WRITTEN TASK = Repeat the lines that follow, leaving nothing out.

## begin

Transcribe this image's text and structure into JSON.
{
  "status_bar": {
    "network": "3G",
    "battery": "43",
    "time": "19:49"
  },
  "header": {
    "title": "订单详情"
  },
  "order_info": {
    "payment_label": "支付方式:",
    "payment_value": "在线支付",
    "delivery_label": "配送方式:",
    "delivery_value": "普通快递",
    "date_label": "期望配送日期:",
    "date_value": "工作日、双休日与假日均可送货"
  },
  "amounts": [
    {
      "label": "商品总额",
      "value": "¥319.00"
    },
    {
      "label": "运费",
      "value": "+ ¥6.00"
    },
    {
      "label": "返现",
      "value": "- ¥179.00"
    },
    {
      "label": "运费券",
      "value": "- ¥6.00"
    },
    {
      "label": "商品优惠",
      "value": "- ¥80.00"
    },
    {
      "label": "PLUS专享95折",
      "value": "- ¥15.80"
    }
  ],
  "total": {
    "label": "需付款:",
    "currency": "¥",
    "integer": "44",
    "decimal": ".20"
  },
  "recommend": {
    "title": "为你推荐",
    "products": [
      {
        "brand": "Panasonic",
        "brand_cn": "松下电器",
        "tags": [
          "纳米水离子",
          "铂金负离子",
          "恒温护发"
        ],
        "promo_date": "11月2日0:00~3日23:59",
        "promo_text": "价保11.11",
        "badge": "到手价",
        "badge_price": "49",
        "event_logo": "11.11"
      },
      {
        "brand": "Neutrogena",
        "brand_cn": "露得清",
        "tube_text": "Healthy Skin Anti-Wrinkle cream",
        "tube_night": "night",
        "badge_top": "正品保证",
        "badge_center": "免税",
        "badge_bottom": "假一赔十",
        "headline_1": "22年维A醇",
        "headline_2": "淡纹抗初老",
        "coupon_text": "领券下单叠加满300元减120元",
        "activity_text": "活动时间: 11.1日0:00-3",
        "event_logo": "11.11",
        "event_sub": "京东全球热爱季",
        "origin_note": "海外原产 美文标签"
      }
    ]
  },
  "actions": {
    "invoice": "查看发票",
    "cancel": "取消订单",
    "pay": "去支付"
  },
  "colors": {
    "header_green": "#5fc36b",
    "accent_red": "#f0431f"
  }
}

## end

RESULT OF THIS EXERCISE =
Transcribe this image's text and structure into JSON.
{
  "status_bar": {
    "network": "3G",
    "battery": "43",
    "time": "19:49"
  },
  "header": {
    "title": "订单详情"
  },
  "order_info": {
    "payment_label": "支付方式:",
    "payment_value": "在线支付",
    "delivery_label": "配送方式:",
    "delivery_value": "普通快递",
    "date_label": "期望配送日期:",
    "date_value": "工作日、双休日与假日均可送货"
  },
  "amounts": [
    {
      "label": "商品总额",
      "value": "¥319.00"
    },
    {
      "label": "运费",
      "value": "+ ¥6.00"
    },
    {
      "label": "返现",
      "value": "- ¥179.00"
    },
    {
      "label": "运费券",
      "value": "- ¥6.00"
    },
    {
      "label": "商品优惠",
      "value": "- ¥80.00"
    },
    {
      "label": "PLUS专享95折",
      "value": "- ¥15.80"
    }
  ],
  "total": {
    "label": "需付款:",
    "currency": "¥",
    "integer": "44",
    "decimal": ".20"
  },
  "recommend": {
    "title": "为你推荐",
    "products": [
      {
        "brand": "Panasonic",
        "brand_cn": "松下电器",
        "tags": [
          "纳米水离子",
          "铂金负离子",
          "恒温护发"
        ],
        "promo_date": "11月2日0:00~3日23:59",
        "promo_text": "价保11.11",
        "badge": "到手价",
        "badge_price": "49",
        "event_logo": "11.11"
      },
      {
        "brand": "Neutrogena",
        "brand_cn": "露得清",
        "tube_text": "Healthy Skin Anti-Wrinkle cream",
        "tube_night": "night",
        "badge_top": "正品保证",
        "badge_center": "免税",
        "badge_bottom": "假一赔十",
        "headline_1": "22年维A醇",
        "headline_2": "淡纹抗初老",
        "coupon_text": "领券下单叠加满300元减120元",
        "activity_text": "活动时间: 11.1日0:00-3",
        "event_logo": "11.11",
        "event_sub": "京东全球热爱季",
        "origin_note": "海外原产 美文标签"
      }
    ]
  },
  "actions": {
    "invoice": "查看发票",
    "cancel": "取消订单",
    "pay": "去支付"
  },
  "colors": {
    "header_green": "#5fc36b",
    "accent_red": "#f0431f"
  }
}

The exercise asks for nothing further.